Return the records in full, exactly as given.

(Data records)
++++

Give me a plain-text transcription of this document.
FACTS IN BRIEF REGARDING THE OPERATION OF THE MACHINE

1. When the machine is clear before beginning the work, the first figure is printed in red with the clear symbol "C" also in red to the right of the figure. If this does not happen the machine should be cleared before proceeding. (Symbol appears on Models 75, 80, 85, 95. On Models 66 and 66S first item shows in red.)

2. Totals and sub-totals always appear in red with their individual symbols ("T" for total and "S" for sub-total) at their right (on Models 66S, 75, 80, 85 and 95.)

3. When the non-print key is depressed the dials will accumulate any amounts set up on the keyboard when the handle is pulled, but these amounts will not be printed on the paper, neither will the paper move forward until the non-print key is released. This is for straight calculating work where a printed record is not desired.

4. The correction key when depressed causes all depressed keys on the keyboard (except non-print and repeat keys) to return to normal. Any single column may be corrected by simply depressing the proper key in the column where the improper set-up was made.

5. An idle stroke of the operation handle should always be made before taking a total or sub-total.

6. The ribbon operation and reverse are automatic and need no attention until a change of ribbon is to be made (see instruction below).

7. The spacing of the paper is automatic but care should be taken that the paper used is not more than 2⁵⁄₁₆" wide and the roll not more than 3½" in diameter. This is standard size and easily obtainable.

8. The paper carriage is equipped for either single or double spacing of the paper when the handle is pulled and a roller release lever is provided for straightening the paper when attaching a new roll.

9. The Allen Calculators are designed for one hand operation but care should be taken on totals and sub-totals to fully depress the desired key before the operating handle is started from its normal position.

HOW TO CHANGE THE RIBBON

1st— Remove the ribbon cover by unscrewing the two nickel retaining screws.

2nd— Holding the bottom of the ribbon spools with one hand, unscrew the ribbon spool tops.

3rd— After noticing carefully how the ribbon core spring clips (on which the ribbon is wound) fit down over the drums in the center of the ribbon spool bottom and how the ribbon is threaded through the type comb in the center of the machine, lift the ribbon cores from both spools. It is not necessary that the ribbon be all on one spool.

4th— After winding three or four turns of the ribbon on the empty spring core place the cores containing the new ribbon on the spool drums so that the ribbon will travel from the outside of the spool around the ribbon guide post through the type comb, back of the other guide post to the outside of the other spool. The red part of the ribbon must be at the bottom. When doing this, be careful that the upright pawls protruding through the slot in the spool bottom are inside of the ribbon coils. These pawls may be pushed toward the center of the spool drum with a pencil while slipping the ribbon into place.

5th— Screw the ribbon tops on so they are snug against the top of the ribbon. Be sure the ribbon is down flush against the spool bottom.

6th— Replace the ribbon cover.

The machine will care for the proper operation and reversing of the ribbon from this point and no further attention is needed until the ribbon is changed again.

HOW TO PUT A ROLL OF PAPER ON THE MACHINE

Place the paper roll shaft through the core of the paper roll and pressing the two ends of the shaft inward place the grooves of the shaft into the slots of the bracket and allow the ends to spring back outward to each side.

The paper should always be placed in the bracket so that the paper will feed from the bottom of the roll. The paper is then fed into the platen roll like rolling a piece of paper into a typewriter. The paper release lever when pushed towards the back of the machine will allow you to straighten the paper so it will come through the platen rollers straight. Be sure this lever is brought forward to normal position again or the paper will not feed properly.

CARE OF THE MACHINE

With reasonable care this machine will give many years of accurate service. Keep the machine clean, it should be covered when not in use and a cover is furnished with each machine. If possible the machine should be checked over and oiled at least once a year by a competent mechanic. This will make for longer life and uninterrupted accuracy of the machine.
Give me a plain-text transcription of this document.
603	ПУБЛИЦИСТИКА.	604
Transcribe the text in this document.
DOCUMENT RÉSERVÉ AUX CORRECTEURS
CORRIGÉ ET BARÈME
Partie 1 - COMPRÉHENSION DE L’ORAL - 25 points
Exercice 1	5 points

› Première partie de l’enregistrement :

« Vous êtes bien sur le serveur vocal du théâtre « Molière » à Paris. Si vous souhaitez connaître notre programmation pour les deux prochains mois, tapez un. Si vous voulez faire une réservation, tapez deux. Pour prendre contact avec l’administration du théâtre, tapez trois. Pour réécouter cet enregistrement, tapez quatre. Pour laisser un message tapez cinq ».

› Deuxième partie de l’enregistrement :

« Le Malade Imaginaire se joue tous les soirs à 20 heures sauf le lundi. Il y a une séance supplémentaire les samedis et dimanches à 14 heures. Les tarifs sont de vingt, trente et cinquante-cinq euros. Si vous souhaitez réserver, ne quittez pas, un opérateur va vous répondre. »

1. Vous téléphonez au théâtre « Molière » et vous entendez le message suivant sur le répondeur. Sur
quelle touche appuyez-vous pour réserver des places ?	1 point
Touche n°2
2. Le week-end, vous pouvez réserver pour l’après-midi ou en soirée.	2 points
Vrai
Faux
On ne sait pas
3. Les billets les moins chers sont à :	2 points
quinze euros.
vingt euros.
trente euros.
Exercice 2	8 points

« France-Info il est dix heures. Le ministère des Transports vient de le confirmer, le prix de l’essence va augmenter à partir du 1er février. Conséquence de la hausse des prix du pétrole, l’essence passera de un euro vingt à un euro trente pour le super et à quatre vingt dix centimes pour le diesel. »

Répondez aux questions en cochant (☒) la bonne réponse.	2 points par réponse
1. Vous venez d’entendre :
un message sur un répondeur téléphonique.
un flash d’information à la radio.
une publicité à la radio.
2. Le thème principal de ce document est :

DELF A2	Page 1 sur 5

++++

Response for this exercise
Give me a plain-text transcription of this document.
FACTS IN BRIEF REGARDING THE OPERATION OF THE MACHINE

1. When the machine is clear before beginning the work, the first figure is printed in red with the clear symbol "C" also in red to the right of the figure. If this does not happen the machine should be cleared before proceeding. (Symbol appears on Models 75, 80, 85, 95. On Models 66 and 66S first item shows in red.)

2. Totals and sub-totals always appear in red with their individual symbols ("T" for total and "S" for sub-total) at their right (on Models 66S, 75, 80, 85 and 95.)

3. When the non-print key is depressed the dials will accumulate any amounts set up on the keyboard when the handle is pulled, but these amounts will not be printed on the paper, neither will the paper move forward until the non-print key is released. This is for straight calculating work where a printed record is not desired.

4. The correction key when depressed causes all depressed keys on the keyboard (except non-print and repeat keys) to return to normal. Any single column may be corrected by simply depressing the proper key in the column where the improper set-up was made.

5. An idle stroke of the operation handle should always be made before taking a total or sub-total.

6. The ribbon operation and reverse are automatic and need no attention until a change of ribbon is to be made (see instruction below).

7. The spacing of the paper is automatic but care should be taken that the paper used is not more than 2⁵⁄₁₆" wide and the roll not more than 3½" in diameter. This is standard size and easily obtainable.

8. The paper carriage is equipped for either single or double spacing of the paper when the handle is pulled and a roller release lever is provided for straightening the paper when attaching a new roll.

9. The Allen Calculators are designed for one hand operation but care should be taken on totals and sub-totals to fully depress the desired key before the operating handle is started from its normal position.

HOW TO CHANGE THE RIBBON

1st— Remove the ribbon cover by unscrewing the two nickel retaining screws.

2nd— Holding the bottom of the ribbon spools with one hand, unscrew the ribbon spool tops.

3rd— After noticing carefully how the ribbon core spring clips (on which the ribbon is wound) fit down over the drums in the center of the ribbon spool bottom and how the ribbon is threaded through the type comb in the center of the machine, lift the ribbon cores from both spools. It is not necessary that the ribbon be all on one spool.

4th— After winding three or four turns of the ribbon on the empty spring core place the cores containing the new ribbon on the spool drums so that the ribbon will travel from the outside of the spool around the ribbon guide post through the type comb, back of the other guide post to the outside of the other spool. The red part of the ribbon must be at the bottom. When doing this, be careful that the upright pawls protruding through the slot in the spool bottom are inside of the ribbon coils. These pawls may be pushed toward the center of the spool drum with a pencil while slipping the ribbon into place.

5th— Screw the ribbon tops on so they are snug against the top of the ribbon. Be sure the ribbon is down flush against the spool bottom.

6th— Replace the ribbon cover.

The machine will care for the proper operation and reversing of the ribbon from this point and no further attention is needed until the ribbon is changed again.

HOW TO PUT A ROLL OF PAPER ON THE MACHINE

Place the paper roll shaft through the core of the paper roll and pressing the two ends of the shaft inward place the grooves of the shaft into the slots of the bracket and allow the ends to spring back outward to each side.

The paper should always be placed in the bracket so that the paper will feed from the bottom of the roll. The paper is then fed into the platen roll like rolling a piece of paper into a typewriter. The paper release lever when pushed towards the back of the machine will allow you to straighten the paper so it will come through the platen rollers straight. Be sure this lever is brought forward to normal position again or the paper will not feed properly.

CARE OF THE MACHINE

With reasonable care this machine will give many years of accurate service. Keep the machine clean, it should be covered when not in use and a cover is furnished with each machine. If possible the machine should be checked over and oiled at least once a year by a competent mechanic. This will make for longer life and uninterrupted accuracy of the machine.
Give me a plain-text transcription of this document.
603	ПУБЛИЦИСТИКА.	604
Transcribe the text in this document.
DOCUMENT RÉSERVÉ AUX CORRECTEURS
CORRIGÉ ET BARÈME
Partie 1 - COMPRÉHENSION DE L’ORAL - 25 points
Exercice 1	5 points

› Première partie de l’enregistrement :

« Vous êtes bien sur le serveur vocal du théâtre « Molière » à Paris. Si vous souhaitez connaître notre programmation pour les deux prochains mois, tapez un. Si vous voulez faire une réservation, tapez deux. Pour prendre contact avec l’administration du théâtre, tapez trois. Pour réécouter cet enregistrement, tapez quatre. Pour laisser un message tapez cinq ».

› Deuxième partie de l’enregistrement :

« Le Malade Imaginaire se joue tous les soirs à 20 heures sauf le lundi. Il y a une séance supplémentaire les samedis et dimanches à 14 heures. Les tarifs sont de vingt, trente et cinquante-cinq euros. Si vous souhaitez réserver, ne quittez pas, un opérateur va vous répondre. »

1. Vous téléphonez au théâtre « Molière » et vous entendez le message suivant sur le répondeur. Sur
quelle touche appuyez-vous pour réserver des places ?	1 point
Touche n°2
2. Le week-end, vous pouvez réserver pour l’après-midi ou en soirée.	2 points
Vrai
Faux
On ne sait pas
3. Les billets les moins chers sont à :	2 points
quinze euros.
vingt euros.
trente euros.
Exercice 2	8 points

« France-Info il est dix heures. Le ministère des Transports vient de le confirmer, le prix de l’essence va augmenter à partir du 1er février. Conséquence de la hausse des prix du pétrole, l’essence passera de un euro vingt à un euro trente pour le super et à quatre vingt dix centimes pour le diesel. »

Répondez aux questions en cochant (☒) la bonne réponse.	2 points par réponse
1. Vous venez d’entendre :
un message sur un répondeur téléphonique.
un flash d’information à la radio.
une publicité à la radio.
2. Le thème principal de ce document est :

DELF A2	Page 1 sur 5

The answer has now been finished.